Task instructions ->
Can you copy every one of the records below word for word, leaving out the pictures?

══ Information shown ══

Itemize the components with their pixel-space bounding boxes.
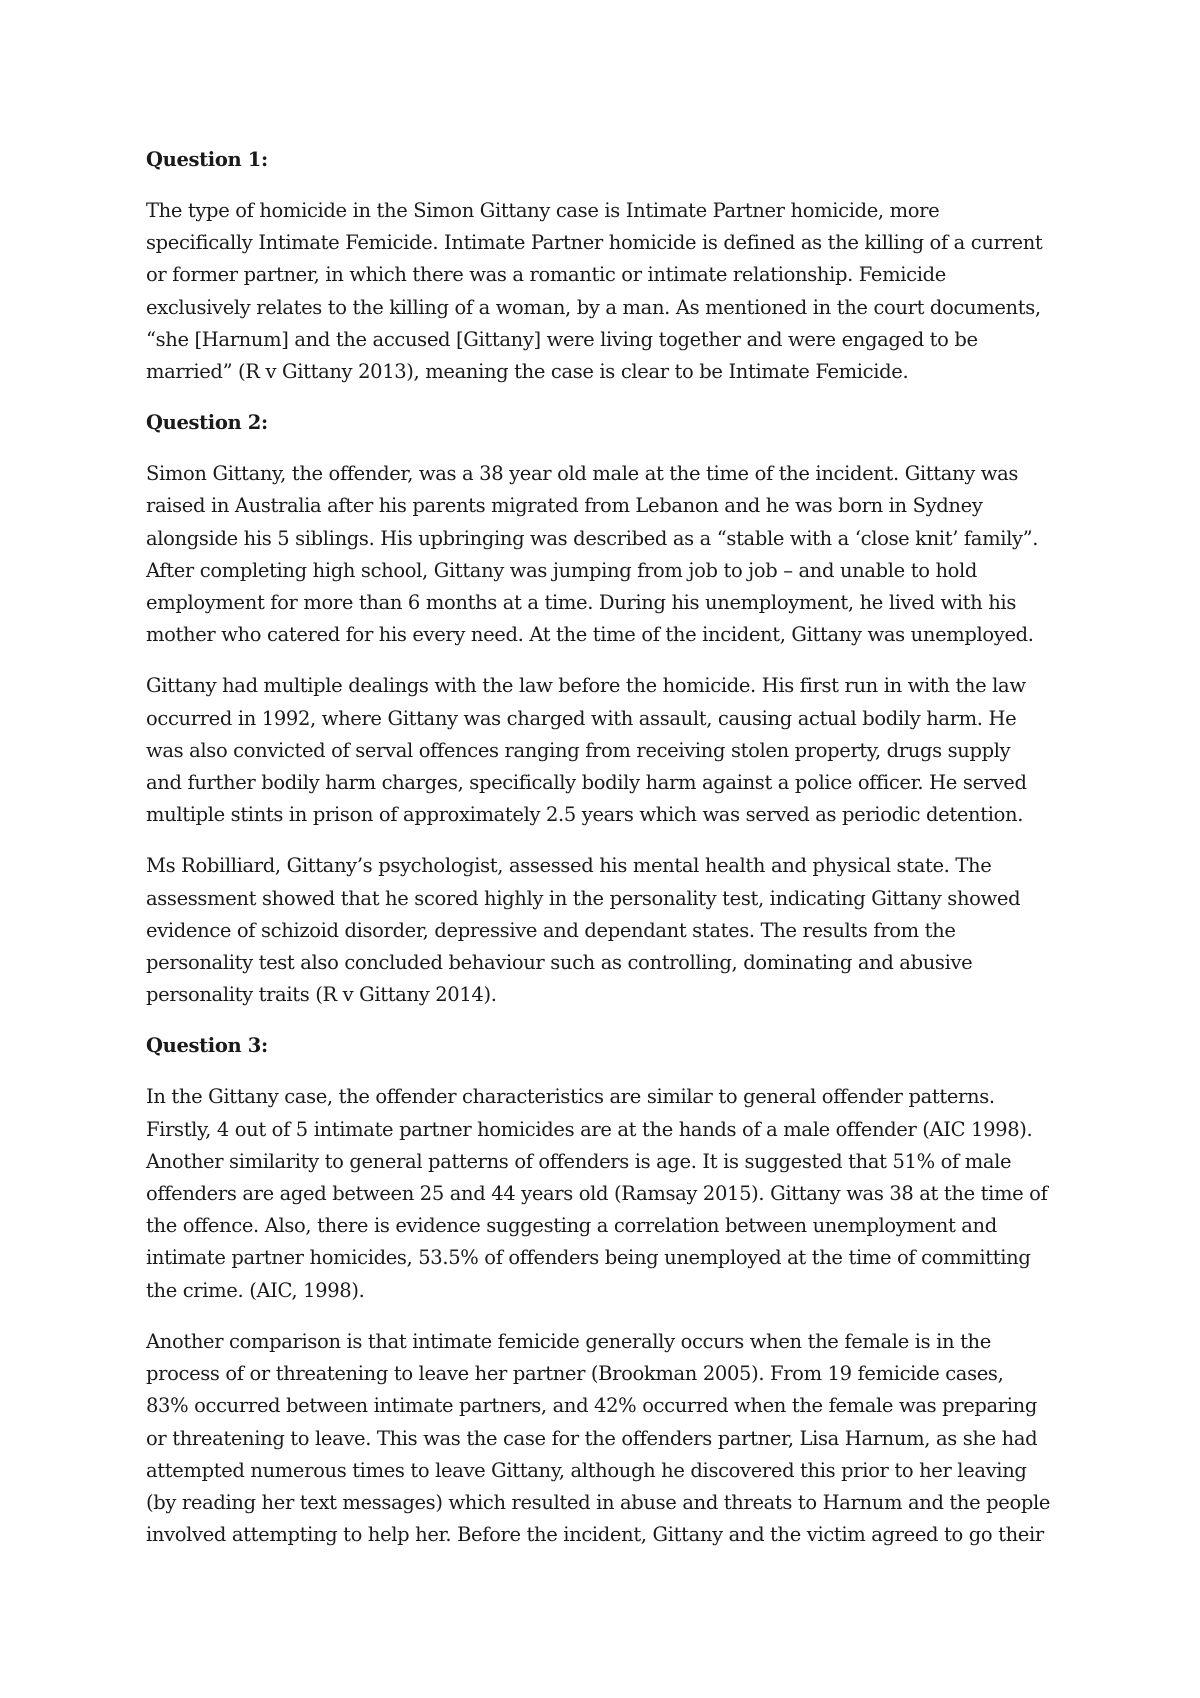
text-line: specifically Intimate Femicide. Intimate Partner homicide is defined as the killing of a current <box>146 231 1043 255</box>
paragraph <box>146 195 1068 388</box>
text-line: mother who catered for his every need. At the time of the incident, Gittany was unemployed. <box>146 623 1034 647</box>
text-line: personality test also concluded behaviour such as controlling, dominating and abusive <box>146 951 973 975</box>
text-line: or threatening to leave. This was the case for the offenders partner, Lisa Harnum, as she had <box>146 1426 1038 1450</box>
text-line: or former partner, in which there was a romantic or intimate relationship. Femicide <box>146 263 946 287</box>
text-line: Simon Gittany, the offender, was a 38 year old male at the time of the incident. Gittany was <box>146 462 1019 486</box>
text-line: Firstly, 4 out of 5 intimate partner homicides are at the hands of a male offender (AIC 1998). <box>146 1117 1033 1141</box>
document-body <box>146 144 1068 1570</box>
section-question-1 <box>146 144 1068 388</box>
text-line: involved attempting to help her. Before the incident, Gittany and the victim agreed to go their <box>146 1523 1044 1547</box>
text-line: In the Gittany case, the offender characteristics are similar to general offender patterns. <box>146 1085 995 1109</box>
text-line: was also convicted of serval offences ranging from receiving stolen property, drugs supply <box>146 738 1011 762</box>
text-line: intimate partner homicides, 53.5% of offenders being unemployed at the time of committing <box>146 1246 1031 1270</box>
text-line: Another comparison is that intimate femicide generally occurs when the female is in the <box>146 1329 991 1353</box>
text-line: raised in Australia after his parents migrated from Lebanon and he was born in Sydney <box>146 494 983 518</box>
section-question-3 <box>146 1030 1068 1551</box>
section-heading: Question 1: <box>146 148 268 171</box>
text-line: offenders are aged between 25 and 44 years old (Ramsay 2015). Gittany was 38 at the time of <box>146 1182 1048 1206</box>
text-line: married” (R v Gittany 2013), meaning the case is clear to be Intimate Femicide. <box>146 360 909 384</box>
text-line: (by reading her text messages) which resulted in abuse and threats to Harnum and the people <box>146 1490 1051 1514</box>
text-line: employment for more than 6 months at a time. During his unemployment, he lived with his <box>146 591 1016 615</box>
text-line: exclusively relates to the killing of a woman, by a man. As mentioned in the court documents, <box>146 295 1041 319</box>
text-line: occurred in 1992, where Gittany was charged with assault, causing actual bodily harm. He <box>146 706 1017 730</box>
text-line: The type of homicide in the Simon Gittany case is Intimate Partner homicide, more <box>146 199 940 222</box>
section-heading: Question 2: <box>146 411 268 435</box>
text-line: the offence. Also, there is evidence suggesting a correlation between unemployment and <box>146 1214 997 1238</box>
text-line: the crime. (AIC, 1998). <box>146 1278 365 1302</box>
text-line: personality traits (R v Gittany 2014). <box>146 983 497 1007</box>
text-line: Gittany had multiple dealings with the law before the homicide. His first run in with the law <box>146 674 1026 698</box>
text-line: multiple stints in prison of approximately 2.5 years which was served as periodic detention. <box>146 803 1024 827</box>
paragraph <box>146 458 1068 651</box>
text-line: Another similarity to general patterns of offenders is age. It is suggested that 51% of male <box>146 1149 1012 1173</box>
text-line: alongside his 5 siblings. His upbringing was described as a “stable with a ‘close knit’ family”. <box>146 526 1039 550</box>
section-question-2 <box>146 407 1068 1011</box>
section-heading: Question 3: <box>146 1034 268 1058</box>
paragraph <box>146 850 1068 1011</box>
text-line: attempted numerous times to leave Gittany, although he discovered this prior to her leaving <box>146 1458 1027 1482</box>
text-line: assessment showed that he scored highly in the personality test, indicating Gittany showed <box>146 886 1021 910</box>
text-line: “she [Harnum] and the accused [Gittany] were living together and were engaged to be <box>146 327 978 351</box>
paragraph <box>146 1081 1068 1306</box>
text-line: and further bodily harm charges, specifically bodily harm against a police officer. He served <box>146 771 1027 795</box>
text-line: After completing high school, Gittany was jumping from job to job – and unable to hold <box>146 558 978 582</box>
text-line: process of or threatening to leave her partner (Brookman 2005). From 19 femicide cases, <box>146 1362 1004 1386</box>
paragraph <box>146 1326 1068 1551</box>
text-line: 83% occurred between intimate partners, and 42% occurred when the female was preparing <box>146 1394 1037 1418</box>
paragraph <box>146 670 1068 831</box>
text-line: evidence of schizoid disorder, depressive and dependant states. The results from the <box>146 918 956 942</box>
text-line: Ms Robilliard, Gittany’s psychologist, assessed his mental health and physical state. The <box>146 854 992 878</box>
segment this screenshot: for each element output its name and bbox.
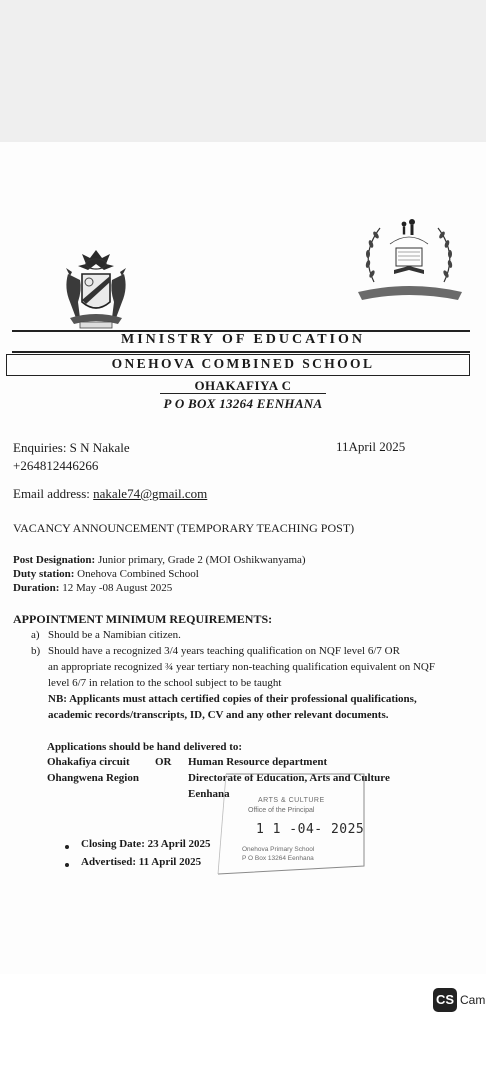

═══

The reply ->
Itemize the components with their pixel-space bounding boxes.
text-line: specifically Intimate Femicide. Intimate Partner homicide is defined as the killing of a current <box>146 231 1043 255</box>
paragraph <box>146 195 1068 388</box>
text-line: mother who catered for his every need. At the time of the incident, Gittany was unemployed. <box>146 623 1034 647</box>
text-line: personality test also concluded behaviour such as controlling, dominating and abusive <box>146 951 973 975</box>
text-line: or threatening to leave. This was the case for the offenders partner, Lisa Harnum, as she had <box>146 1426 1038 1450</box>
text-line: or former partner, in which there was a romantic or intimate relationship. Femicide <box>146 263 946 287</box>
text-line: Simon Gittany, the offender, was a 38 year old male at the time of the incident. Gittany was <box>146 462 1019 486</box>
text-line: Firstly, 4 out of 5 intimate partner homicides are at the hands of a male offender (AIC 1998). <box>146 1117 1033 1141</box>
document-body <box>146 144 1068 1570</box>
section-question-1 <box>146 144 1068 388</box>
text-line: involved attempting to help her. Before the incident, Gittany and the victim agreed to go their <box>146 1523 1044 1547</box>
text-line: In the Gittany case, the offender characteristics are similar to general offender patterns. <box>146 1085 995 1109</box>
text-line: was also convicted of serval offences ranging from receiving stolen property, drugs supply <box>146 738 1011 762</box>
text-line: intimate partner homicides, 53.5% of offenders being unemployed at the time of committing <box>146 1246 1031 1270</box>
text-line: Another comparison is that intimate femicide generally occurs when the female is in the <box>146 1329 991 1353</box>
text-line: raised in Australia after his parents migrated from Lebanon and he was born in Sydney <box>146 494 983 518</box>
section-question-3 <box>146 1030 1068 1551</box>
section-heading: Question 1: <box>146 148 268 171</box>
text-line: offenders are aged between 25 and 44 years old (Ramsay 2015). Gittany was 38 at the time of <box>146 1182 1048 1206</box>
text-line: married” (R v Gittany 2013), meaning the case is clear to be Intimate Femicide. <box>146 360 909 384</box>
text-line: (by reading her text messages) which resulted in abuse and threats to Harnum and the people <box>146 1490 1051 1514</box>
text-line: employment for more than 6 months at a time. During his unemployment, he lived with his <box>146 591 1016 615</box>
text-line: exclusively relates to the killing of a woman, by a man. As mentioned in the court documents, <box>146 295 1041 319</box>
text-line: occurred in 1992, where Gittany was charged with assault, causing actual bodily harm. He <box>146 706 1017 730</box>
text-line: The type of homicide in the Simon Gittany case is Intimate Partner homicide, more <box>146 199 940 222</box>
section-heading: Question 2: <box>146 411 268 435</box>
text-line: the offence. Also, there is evidence suggesting a correlation between unemployment and <box>146 1214 997 1238</box>
text-line: the crime. (AIC, 1998). <box>146 1278 365 1302</box>
text-line: personality traits (R v Gittany 2014). <box>146 983 497 1007</box>
text-line: Gittany had multiple dealings with the law before the homicide. His first run in with the law <box>146 674 1026 698</box>
text-line: multiple stints in prison of approximately 2.5 years which was served as periodic detention. <box>146 803 1024 827</box>
paragraph <box>146 458 1068 651</box>
text-line: Another similarity to general patterns of offenders is age. It is suggested that 51% of male <box>146 1149 1012 1173</box>
text-line: alongside his 5 siblings. His upbringing was described as a “stable with a ‘close knit’ family”. <box>146 526 1039 550</box>
section-question-2 <box>146 407 1068 1011</box>
section-heading: Question 3: <box>146 1034 268 1058</box>
paragraph <box>146 850 1068 1011</box>
text-line: attempted numerous times to leave Gittany, although he discovered this prior to her leaving <box>146 1458 1027 1482</box>
text-line: assessment showed that he scored highly in the personality test, indicating Gittany showed <box>146 886 1021 910</box>
text-line: “she [Harnum] and the accused [Gittany] were living together and were engaged to be <box>146 327 978 351</box>
paragraph <box>146 1081 1068 1306</box>
text-line: and further bodily harm charges, specifically bodily harm against a police officer. He served <box>146 771 1027 795</box>
text-line: After completing high school, Gittany was jumping from job to job – and unable to hold <box>146 558 978 582</box>
text-line: process of or threatening to leave her partner (Brookman 2005). From 19 femicide cases, <box>146 1362 1004 1386</box>
paragraph <box>146 1326 1068 1551</box>
text-line: 83% occurred between intimate partners, and 42% occurred when the female was preparing <box>146 1394 1037 1418</box>
paragraph <box>146 670 1068 831</box>
text-line: evidence of schizoid disorder, depressive and dependant states. The results from the <box>146 918 956 942</box>
text-line: Ms Robilliard, Gittany’s psychologist, assessed his mental health and physical state. The <box>146 854 992 878</box>
segment this screenshot: for each element output its name and bbox.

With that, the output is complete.